> _STATED PROBLEM_:
Without the pictures, set down the records below word for word.

(Chart and figure data)
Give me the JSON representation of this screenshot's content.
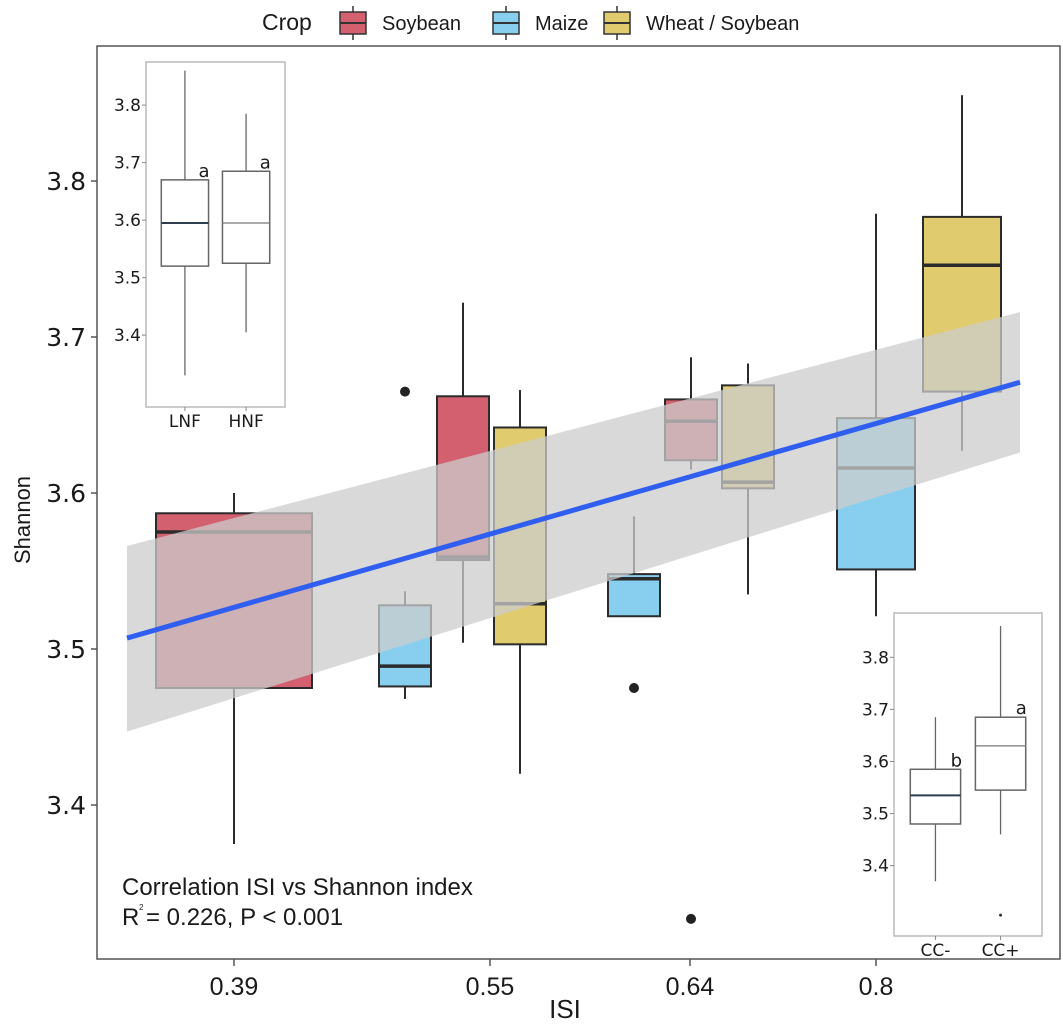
{
  "chart_data": {
    "type": "box",
    "title": "",
    "xlabel": "ISI",
    "ylabel": "Shannon",
    "ylim": [
      3.335,
      3.88
    ],
    "yticks": [
      3.4,
      3.5,
      3.6,
      3.7,
      3.8
    ],
    "ytick_labels": [
      "3.4",
      "3.5",
      "3.6",
      "3.7",
      "3.8"
    ],
    "categories": [
      "0.39",
      "0.55",
      "0.64",
      "0.8"
    ],
    "grid": false,
    "legend": {
      "title": "Crop",
      "placement": "top",
      "entries": [
        {
          "name": "Soybean",
          "color": "#d3606f"
        },
        {
          "name": "Maize",
          "color": "#87ceef"
        },
        {
          "name": "Wheat/Soybean",
          "color": "#e0cc6e"
        }
      ]
    },
    "boxes": [
      {
        "category": "0.39",
        "crop": "Soybean",
        "offset": 0,
        "width": "wide",
        "whisker_low": 3.375,
        "q1": 3.475,
        "median": 3.575,
        "q3": 3.587,
        "whisker_high": 3.6,
        "outliers": []
      },
      {
        "category": "0.55",
        "crop": "Maize",
        "offset": -1,
        "whisker_low": 3.468,
        "q1": 3.476,
        "median": 3.489,
        "q3": 3.528,
        "whisker_high": 3.537,
        "outliers": []
      },
      {
        "category": "0.55",
        "crop": "Soybean",
        "offset": 0,
        "whisker_low": 3.504,
        "q1": 3.557,
        "median": 3.559,
        "q3": 3.662,
        "whisker_high": 3.722,
        "outliers": [
          3.665
        ]
      },
      {
        "category": "0.55",
        "crop": "Wheat/Soybean",
        "offset": 1,
        "whisker_low": 3.42,
        "q1": 3.503,
        "median": 3.529,
        "q3": 3.642,
        "whisker_high": 3.666,
        "outliers": []
      },
      {
        "category": "0.64",
        "crop": "Maize",
        "offset": -1,
        "whisker_low": 3.521,
        "q1": 3.521,
        "median": 3.545,
        "q3": 3.548,
        "whisker_high": 3.585,
        "outliers": [
          3.475
        ]
      },
      {
        "category": "0.64",
        "crop": "Soybean",
        "offset": 0,
        "whisker_low": 3.615,
        "q1": 3.621,
        "median": 3.646,
        "q3": 3.66,
        "whisker_high": 3.687,
        "outliers": [
          3.327
        ]
      },
      {
        "category": "0.64",
        "crop": "Wheat/Soybean",
        "offset": 1,
        "whisker_low": 3.535,
        "q1": 3.603,
        "median": 3.607,
        "q3": 3.669,
        "whisker_high": 3.683,
        "outliers": []
      },
      {
        "category": "0.8",
        "crop": "Maize",
        "offset": 0,
        "whisker_low": 3.521,
        "q1": 3.551,
        "median": 3.616,
        "q3": 3.648,
        "whisker_high": 3.779,
        "outliers": []
      },
      {
        "category": "0.8",
        "crop": "Wheat/Soybean",
        "offset": 1,
        "whisker_low": 3.627,
        "q1": 3.665,
        "median": 3.746,
        "q3": 3.777,
        "whisker_high": 3.855,
        "outliers": []
      }
    ],
    "regression": {
      "color": "#2f5ef0",
      "x_range_isi": [
        0.32,
        0.86
      ],
      "line": [
        [
          0.32,
          3.507
        ],
        [
          0.86,
          3.671
        ]
      ],
      "ci_lower": [
        [
          0.32,
          3.447
        ],
        [
          0.86,
          3.626
        ]
      ],
      "ci_upper": [
        [
          0.32,
          3.566
        ],
        [
          0.86,
          3.716
        ]
      ],
      "ci_color": "#cccccc"
    },
    "annotation": {
      "line1": "Correlation ISI vs Shannon index",
      "r_label": "R",
      "r_superscript": "2",
      "line2_rest": "= 0.226, P < 0.001"
    },
    "insets": [
      {
        "name": "nitrogen-fertilization",
        "placement": "top-left",
        "ylim": [
          3.275,
          3.875
        ],
        "yticks": [
          "3.4",
          "3.5",
          "3.6",
          "3.7",
          "3.8"
        ],
        "yticks_values": [
          3.4,
          3.5,
          3.6,
          3.7,
          3.8
        ],
        "boxes": [
          {
            "label": "LNF",
            "whisker_low": 3.33,
            "q1": 3.52,
            "median": 3.595,
            "q3": 3.67,
            "whisker_high": 3.86,
            "letter": "a"
          },
          {
            "label": "HNF",
            "whisker_low": 3.405,
            "q1": 3.525,
            "median": 3.595,
            "q3": 3.685,
            "whisker_high": 3.785,
            "letter": "a"
          }
        ]
      },
      {
        "name": "cover-crop",
        "placement": "bottom-right",
        "ylim": [
          3.265,
          3.885
        ],
        "yticks": [
          "3.4",
          "3.5",
          "3.6",
          "3.7",
          "3.8"
        ],
        "yticks_values": [
          3.4,
          3.5,
          3.6,
          3.7,
          3.8
        ],
        "boxes": [
          {
            "label": "CC-",
            "whisker_low": 3.37,
            "q1": 3.48,
            "median": 3.535,
            "q3": 3.585,
            "whisker_high": 3.685,
            "letter": "b",
            "outliers": []
          },
          {
            "label": "CC+",
            "whisker_low": 3.46,
            "q1": 3.545,
            "median": 3.63,
            "q3": 3.685,
            "whisker_high": 3.86,
            "letter": "a",
            "outliers": [
              3.305
            ]
          }
        ]
      }
    ]
  }
}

> _RESULT OF THE EXERCISE_:
Give me the JSON representation of this screenshot's content.
{
  "chart_data": {
    "type": "box",
    "title": "",
    "xlabel": "ISI",
    "ylabel": "Shannon",
    "ylim": [
      3.335,
      3.88
    ],
    "yticks": [
      3.4,
      3.5,
      3.6,
      3.7,
      3.8
    ],
    "ytick_labels": [
      "3.4",
      "3.5",
      "3.6",
      "3.7",
      "3.8"
    ],
    "categories": [
      "0.39",
      "0.55",
      "0.64",
      "0.8"
    ],
    "grid": false,
    "legend": {
      "title": "Crop",
      "placement": "top",
      "entries": [
        {
          "name": "Soybean",
          "color": "#d3606f"
        },
        {
          "name": "Maize",
          "color": "#87ceef"
        },
        {
          "name": "Wheat/Soybean",
          "color": "#e0cc6e"
        }
      ]
    },
    "boxes": [
      {
        "category": "0.39",
        "crop": "Soybean",
        "offset": 0,
        "width": "wide",
        "whisker_low": 3.375,
        "q1": 3.475,
        "median": 3.575,
        "q3": 3.587,
        "whisker_high": 3.6,
        "outliers": []
      },
      {
        "category": "0.55",
        "crop": "Maize",
        "offset": -1,
        "whisker_low": 3.468,
        "q1": 3.476,
        "median": 3.489,
        "q3": 3.528,
        "whisker_high": 3.537,
        "outliers": []
      },
      {
        "category": "0.55",
        "crop": "Soybean",
        "offset": 0,
        "whisker_low": 3.504,
        "q1": 3.557,
        "median": 3.559,
        "q3": 3.662,
        "whisker_high": 3.722,
        "outliers": [
          3.665
        ]
      },
      {
        "category": "0.55",
        "crop": "Wheat/Soybean",
        "offset": 1,
        "whisker_low": 3.42,
        "q1": 3.503,
        "median": 3.529,
        "q3": 3.642,
        "whisker_high": 3.666,
        "outliers": []
      },
      {
        "category": "0.64",
        "crop": "Maize",
        "offset": -1,
        "whisker_low": 3.521,
        "q1": 3.521,
        "median": 3.545,
        "q3": 3.548,
        "whisker_high": 3.585,
        "outliers": [
          3.475
        ]
      },
      {
        "category": "0.64",
        "crop": "Soybean",
        "offset": 0,
        "whisker_low": 3.615,
        "q1": 3.621,
        "median": 3.646,
        "q3": 3.66,
        "whisker_high": 3.687,
        "outliers": [
          3.327
        ]
      },
      {
        "category": "0.64",
        "crop": "Wheat/Soybean",
        "offset": 1,
        "whisker_low": 3.535,
        "q1": 3.603,
        "median": 3.607,
        "q3": 3.669,
        "whisker_high": 3.683,
        "outliers": []
      },
      {
        "category": "0.8",
        "crop": "Maize",
        "offset": 0,
        "whisker_low": 3.521,
        "q1": 3.551,
        "median": 3.616,
        "q3": 3.648,
        "whisker_high": 3.779,
        "outliers": []
      },
      {
        "category": "0.8",
        "crop": "Wheat/Soybean",
        "offset": 1,
        "whisker_low": 3.627,
        "q1": 3.665,
        "median": 3.746,
        "q3": 3.777,
        "whisker_high": 3.855,
        "outliers": []
      }
    ],
    "regression": {
      "color": "#2f5ef0",
      "x_range_isi": [
        0.32,
        0.86
      ],
      "line": [
        [
          0.32,
          3.507
        ],
        [
          0.86,
          3.671
        ]
      ],
      "ci_lower": [
        [
          0.32,
          3.447
        ],
        [
          0.86,
          3.626
        ]
      ],
      "ci_upper": [
        [
          0.32,
          3.566
        ],
        [
          0.86,
          3.716
        ]
      ],
      "ci_color": "#cccccc"
    },
    "annotation": {
      "line1": "Correlation ISI vs Shannon index",
      "r_label": "R",
      "r_superscript": "2",
      "line2_rest": "= 0.226, P < 0.001"
    },
    "insets": [
      {
        "name": "nitrogen-fertilization",
        "placement": "top-left",
        "ylim": [
          3.275,
          3.875
        ],
        "yticks": [
          "3.4",
          "3.5",
          "3.6",
          "3.7",
          "3.8"
        ],
        "yticks_values": [
          3.4,
          3.5,
          3.6,
          3.7,
          3.8
        ],
        "boxes": [
          {
            "label": "LNF",
            "whisker_low": 3.33,
            "q1": 3.52,
            "median": 3.595,
            "q3": 3.67,
            "whisker_high": 3.86,
            "letter": "a"
          },
          {
            "label": "HNF",
            "whisker_low": 3.405,
            "q1": 3.525,
            "median": 3.595,
            "q3": 3.685,
            "whisker_high": 3.785,
            "letter": "a"
          }
        ]
      },
      {
        "name": "cover-crop",
        "placement": "bottom-right",
        "ylim": [
          3.265,
          3.885
        ],
        "yticks": [
          "3.4",
          "3.5",
          "3.6",
          "3.7",
          "3.8"
        ],
        "yticks_values": [
          3.4,
          3.5,
          3.6,
          3.7,
          3.8
        ],
        "boxes": [
          {
            "label": "CC-",
            "whisker_low": 3.37,
            "q1": 3.48,
            "median": 3.535,
            "q3": 3.585,
            "whisker_high": 3.685,
            "letter": "b",
            "outliers": []
          },
          {
            "label": "CC+",
            "whisker_low": 3.46,
            "q1": 3.545,
            "median": 3.63,
            "q3": 3.685,
            "whisker_high": 3.86,
            "letter": "a",
            "outliers": [
              3.305
            ]
          }
        ]
      }
    ]
  }
}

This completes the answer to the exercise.